#### TASK REQUIREMENTS
Repeat the records verbatim and leave the pictures out of your copy.

*-*-*

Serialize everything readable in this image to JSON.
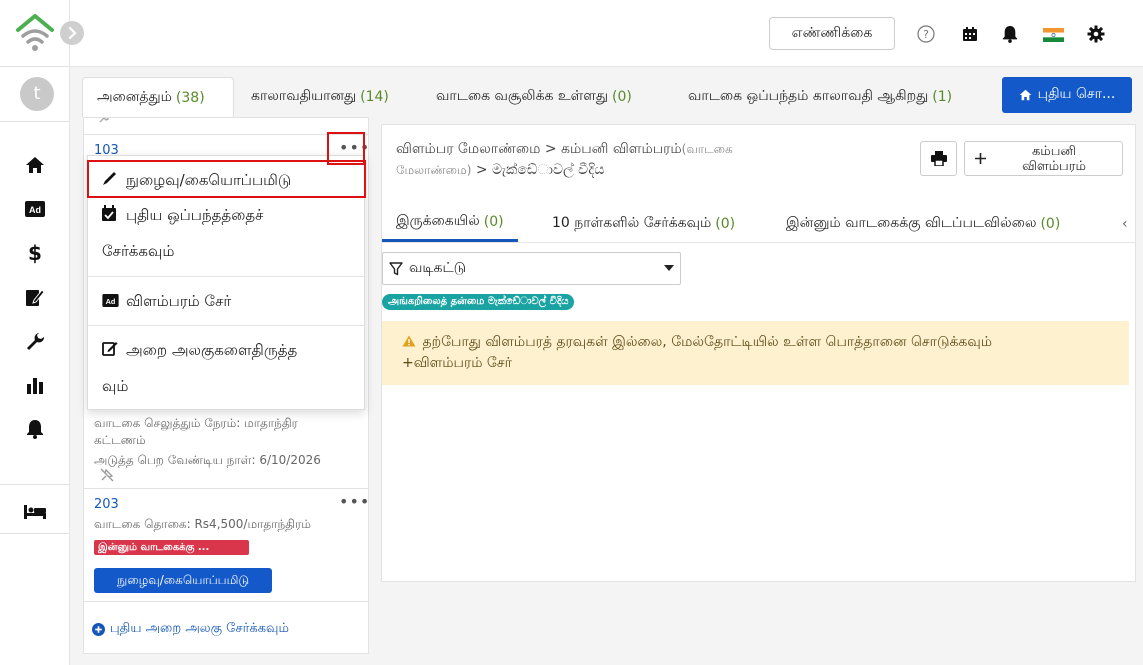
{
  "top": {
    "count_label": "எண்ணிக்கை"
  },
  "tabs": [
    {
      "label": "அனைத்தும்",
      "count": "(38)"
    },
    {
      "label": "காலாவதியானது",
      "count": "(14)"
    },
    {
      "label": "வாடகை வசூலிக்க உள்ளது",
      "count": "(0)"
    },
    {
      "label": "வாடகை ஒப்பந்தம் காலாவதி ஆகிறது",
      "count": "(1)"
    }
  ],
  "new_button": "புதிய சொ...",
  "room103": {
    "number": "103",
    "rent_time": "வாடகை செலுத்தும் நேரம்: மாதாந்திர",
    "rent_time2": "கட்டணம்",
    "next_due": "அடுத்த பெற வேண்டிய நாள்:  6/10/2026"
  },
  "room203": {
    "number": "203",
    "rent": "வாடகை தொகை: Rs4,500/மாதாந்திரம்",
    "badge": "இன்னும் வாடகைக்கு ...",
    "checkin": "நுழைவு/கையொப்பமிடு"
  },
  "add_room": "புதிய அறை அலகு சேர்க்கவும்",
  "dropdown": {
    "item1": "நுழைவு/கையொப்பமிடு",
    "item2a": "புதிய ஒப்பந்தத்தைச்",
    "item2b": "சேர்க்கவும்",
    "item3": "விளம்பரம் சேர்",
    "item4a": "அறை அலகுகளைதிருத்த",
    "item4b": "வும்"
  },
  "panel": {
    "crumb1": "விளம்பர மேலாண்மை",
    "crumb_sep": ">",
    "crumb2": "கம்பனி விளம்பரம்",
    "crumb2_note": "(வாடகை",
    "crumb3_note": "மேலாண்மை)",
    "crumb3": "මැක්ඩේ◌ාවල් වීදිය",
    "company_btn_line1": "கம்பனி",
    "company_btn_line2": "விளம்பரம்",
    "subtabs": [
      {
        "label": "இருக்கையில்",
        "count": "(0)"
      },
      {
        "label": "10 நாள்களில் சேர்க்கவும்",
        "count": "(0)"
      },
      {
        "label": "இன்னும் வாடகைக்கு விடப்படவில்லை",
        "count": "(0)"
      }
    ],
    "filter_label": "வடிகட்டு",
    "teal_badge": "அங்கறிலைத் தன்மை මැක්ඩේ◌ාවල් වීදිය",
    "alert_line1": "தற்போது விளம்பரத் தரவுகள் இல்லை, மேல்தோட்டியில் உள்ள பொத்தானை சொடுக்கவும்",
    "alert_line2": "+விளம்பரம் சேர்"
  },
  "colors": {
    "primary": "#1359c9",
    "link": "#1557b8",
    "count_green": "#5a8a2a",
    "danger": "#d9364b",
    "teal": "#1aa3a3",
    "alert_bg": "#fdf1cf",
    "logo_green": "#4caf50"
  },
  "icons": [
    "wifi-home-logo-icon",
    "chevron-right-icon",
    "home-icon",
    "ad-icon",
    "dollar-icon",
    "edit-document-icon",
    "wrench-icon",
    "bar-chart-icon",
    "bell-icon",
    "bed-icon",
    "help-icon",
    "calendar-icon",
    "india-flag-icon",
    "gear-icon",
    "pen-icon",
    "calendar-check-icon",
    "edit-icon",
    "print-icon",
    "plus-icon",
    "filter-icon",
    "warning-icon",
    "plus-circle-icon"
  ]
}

*-*-*

#### COMPLETE RESPONSE
Serialize everything readable in this image to JSON.
{
  "top": {
    "count_label": "எண்ணிக்கை"
  },
  "tabs": [
    {
      "label": "அனைத்தும்",
      "count": "(38)"
    },
    {
      "label": "காலாவதியானது",
      "count": "(14)"
    },
    {
      "label": "வாடகை வசூலிக்க உள்ளது",
      "count": "(0)"
    },
    {
      "label": "வாடகை ஒப்பந்தம் காலாவதி ஆகிறது",
      "count": "(1)"
    }
  ],
  "new_button": "புதிய சொ...",
  "room103": {
    "number": "103",
    "rent_time": "வாடகை செலுத்தும் நேரம்: மாதாந்திர",
    "rent_time2": "கட்டணம்",
    "next_due": "அடுத்த பெற வேண்டிய நாள்:  6/10/2026"
  },
  "room203": {
    "number": "203",
    "rent": "வாடகை தொகை: Rs4,500/மாதாந்திரம்",
    "badge": "இன்னும் வாடகைக்கு ...",
    "checkin": "நுழைவு/கையொப்பமிடு"
  },
  "add_room": "புதிய அறை அலகு சேர்க்கவும்",
  "dropdown": {
    "item1": "நுழைவு/கையொப்பமிடு",
    "item2a": "புதிய ஒப்பந்தத்தைச்",
    "item2b": "சேர்க்கவும்",
    "item3": "விளம்பரம் சேர்",
    "item4a": "அறை அலகுகளைதிருத்த",
    "item4b": "வும்"
  },
  "panel": {
    "crumb1": "விளம்பர மேலாண்மை",
    "crumb_sep": ">",
    "crumb2": "கம்பனி விளம்பரம்",
    "crumb2_note": "(வாடகை",
    "crumb3_note": "மேலாண்மை)",
    "crumb3": "මැක්ඩේ◌ාවල් වීදිය",
    "company_btn_line1": "கம்பனி",
    "company_btn_line2": "விளம்பரம்",
    "subtabs": [
      {
        "label": "இருக்கையில்",
        "count": "(0)"
      },
      {
        "label": "10 நாள்களில் சேர்க்கவும்",
        "count": "(0)"
      },
      {
        "label": "இன்னும் வாடகைக்கு விடப்படவில்லை",
        "count": "(0)"
      }
    ],
    "filter_label": "வடிகட்டு",
    "teal_badge": "அங்கறிலைத் தன்மை මැක්ඩේ◌ාවල් වීදිය",
    "alert_line1": "தற்போது விளம்பரத் தரவுகள் இல்லை, மேல்தோட்டியில் உள்ள பொத்தானை சொடுக்கவும்",
    "alert_line2": "+விளம்பரம் சேர்"
  },
  "colors": {
    "primary": "#1359c9",
    "link": "#1557b8",
    "count_green": "#5a8a2a",
    "danger": "#d9364b",
    "teal": "#1aa3a3",
    "alert_bg": "#fdf1cf",
    "logo_green": "#4caf50"
  },
  "icons": [
    "wifi-home-logo-icon",
    "chevron-right-icon",
    "home-icon",
    "ad-icon",
    "dollar-icon",
    "edit-document-icon",
    "wrench-icon",
    "bar-chart-icon",
    "bell-icon",
    "bed-icon",
    "help-icon",
    "calendar-icon",
    "india-flag-icon",
    "gear-icon",
    "pen-icon",
    "calendar-check-icon",
    "edit-icon",
    "print-icon",
    "plus-icon",
    "filter-icon",
    "warning-icon",
    "plus-circle-icon"
  ]
}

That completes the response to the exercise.